What is needed — Turn the lines from the one containing "mean-profile-line: [30, 382, 222, 443]" to the one containing "mean-profile-line: [278, 376, 471, 438]", both ends included, into a numbered list with no blank lines.

Extracted material —
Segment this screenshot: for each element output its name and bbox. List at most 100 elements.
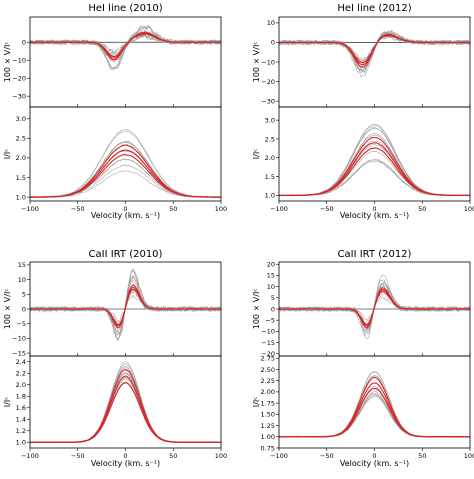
mean-profile-line: [30, 382, 222, 443]
x-tick-label: 0: [123, 452, 127, 460]
y-tick-label: −20: [12, 75, 26, 83]
y-tick-label: 1.0: [16, 193, 26, 201]
observations-bottom: [29, 129, 222, 198]
observation-line: [29, 367, 222, 444]
mean-profile-line: [30, 144, 222, 198]
x-tick-label: 100: [215, 452, 227, 460]
observation-line: [278, 140, 470, 197]
x-tick-label: −50: [71, 452, 85, 460]
observation-line: [29, 381, 222, 444]
y-tick-label: 10: [267, 283, 275, 291]
y-tick-label: −10: [12, 57, 26, 65]
observation-line: [29, 372, 222, 444]
observation-line: [278, 158, 471, 197]
observation-line: [278, 144, 471, 197]
y-tick-label: −10: [261, 328, 275, 336]
x-tick-label: 50: [418, 205, 426, 213]
observation-line: [278, 393, 471, 438]
x-axis-label: Velocity (km. s⁻¹): [91, 459, 160, 468]
observation-line: [29, 129, 222, 198]
observation-line: [29, 378, 222, 444]
y-tick-label: 1.0: [265, 192, 275, 200]
y-tick-label: 1.6: [16, 404, 26, 412]
y-tick-label: 1.5: [16, 174, 26, 182]
mean-profile-line: [278, 376, 471, 438]
y-tick-label: 15: [18, 261, 26, 269]
x-tick-label: −50: [71, 205, 85, 213]
y-tick-label: 2.25: [261, 377, 275, 385]
mean-profile-line: [278, 142, 471, 197]
observation-line: [29, 149, 222, 198]
observation-line: [29, 378, 222, 444]
x-tick-label: −100: [270, 205, 288, 213]
y-tick-label: 0: [271, 39, 275, 47]
y-tick-label: −20: [261, 350, 275, 358]
x-tick-label: −50: [320, 452, 334, 460]
y-tick-label: −15: [12, 349, 26, 357]
x-tick-label: 100: [464, 452, 474, 460]
observation-line: [29, 164, 222, 198]
x-tick-label: 0: [123, 205, 127, 213]
y-axis-label: 100 × V/Iᶜ: [252, 42, 261, 83]
observation-line: [278, 159, 471, 197]
x-axis-label: Velocity (km. s⁻¹): [340, 211, 409, 220]
y-tick-label: 20: [267, 261, 275, 269]
chart-title: CaII IRT (2012): [338, 249, 412, 260]
observation-line: [30, 368, 222, 444]
mean-profile-line: [30, 31, 222, 61]
observation-line: [29, 158, 222, 198]
y-axis-label: I/Iᶜ: [3, 397, 12, 407]
y-tick-label: 1.25: [261, 422, 275, 430]
x-tick-label: −100: [21, 452, 39, 460]
observation-line: [29, 26, 222, 70]
x-tick-label: −50: [320, 205, 334, 213]
y-axis-label: I/Iᶜ: [252, 149, 261, 159]
mean-profile-line: [29, 283, 221, 329]
observations-bottom: [278, 123, 471, 197]
x-tick-label: 100: [464, 205, 474, 213]
y-tick-label: −5: [16, 320, 26, 328]
x-tick-label: −100: [270, 452, 288, 460]
observation-line: [278, 161, 470, 197]
mean-profile-line: [29, 369, 221, 443]
y-tick-label: 10: [267, 19, 275, 27]
x-tick-label: 50: [169, 452, 177, 460]
y-tick-label: −30: [12, 93, 26, 101]
mean-profile-line: [279, 33, 471, 68]
y-tick-label: −20: [261, 78, 275, 86]
y-tick-label: 15: [267, 272, 275, 280]
observation-line: [278, 31, 471, 74]
y-tick-label: 0: [22, 305, 26, 313]
y-tick-label: 2.50: [261, 366, 275, 374]
x-tick-label: 0: [372, 205, 376, 213]
mean-profile-line: [279, 147, 471, 197]
y-tick-label: 1.0: [16, 439, 26, 447]
y-tick-label: 2.5: [265, 135, 275, 143]
mean-profile-line: [29, 149, 221, 198]
chart-title: CaII IRT (2010): [89, 249, 163, 260]
axes-frame: [278, 16, 471, 108]
y-axis-label: I/Iᶜ: [252, 397, 261, 407]
y-tick-label: 1.75: [261, 399, 275, 407]
y-tick-label: 2.5: [16, 135, 26, 143]
y-tick-label: 1.8: [16, 393, 26, 401]
x-axis-label: Velocity (km. s⁻¹): [91, 211, 160, 220]
observations-bottom: [29, 361, 222, 444]
observation-line: [278, 375, 470, 438]
x-tick-label: 50: [169, 205, 177, 213]
observation-line: [278, 393, 471, 438]
mean-profile-line: [29, 375, 222, 443]
observations-top: [278, 29, 471, 78]
y-tick-label: 2.4: [16, 358, 26, 366]
y-tick-label: −15: [261, 339, 275, 347]
y-axis-label: I/Iᶜ: [3, 149, 12, 159]
y-tick-label: 0: [22, 39, 26, 47]
y-tick-label: 2.0: [16, 381, 26, 389]
observation-line: [278, 375, 471, 438]
observation-line: [278, 30, 471, 74]
observations-top: [29, 24, 222, 71]
observation-line: [278, 34, 471, 62]
x-tick-label: 50: [418, 452, 426, 460]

Task response —
1. mean-profile-line: [30, 382, 222, 443]
2. x-tick-label: 0: [123, 452, 127, 460]
3. y-tick-label: −20: [12, 75, 26, 83]
4. y-tick-label: 1.0: [16, 193, 26, 201]
5. observations-bottom: [29, 129, 222, 198]
6. observation-line: [29, 367, 222, 444]
7. mean-profile-line: [30, 144, 222, 198]
8. x-tick-label: 100: [215, 452, 227, 460]
9. observation-line: [278, 140, 470, 197]
10. x-tick-label: −50: [71, 452, 85, 460]
11. observation-line: [29, 381, 222, 444]
12. y-tick-label: 10: [267, 283, 275, 291]
13. y-tick-label: −10: [12, 57, 26, 65]
14. observation-line: [29, 372, 222, 444]
15. observation-line: [278, 158, 471, 197]
16. observation-line: [278, 144, 471, 197]
17. y-tick-label: −10: [261, 328, 275, 336]
18. x-tick-label: 50: [418, 205, 426, 213]
19. observation-line: [278, 393, 471, 438]
20. x-axis-label: Velocity (km. s⁻¹): [91, 459, 160, 468]
21. observation-line: [29, 129, 222, 198]
22. observation-line: [29, 378, 222, 444]
23. y-tick-label: 1.0: [265, 192, 275, 200]
24. y-tick-label: 1.6: [16, 404, 26, 412]
25. y-tick-label: 1.5: [16, 174, 26, 182]
26. mean-profile-line: [278, 376, 471, 438]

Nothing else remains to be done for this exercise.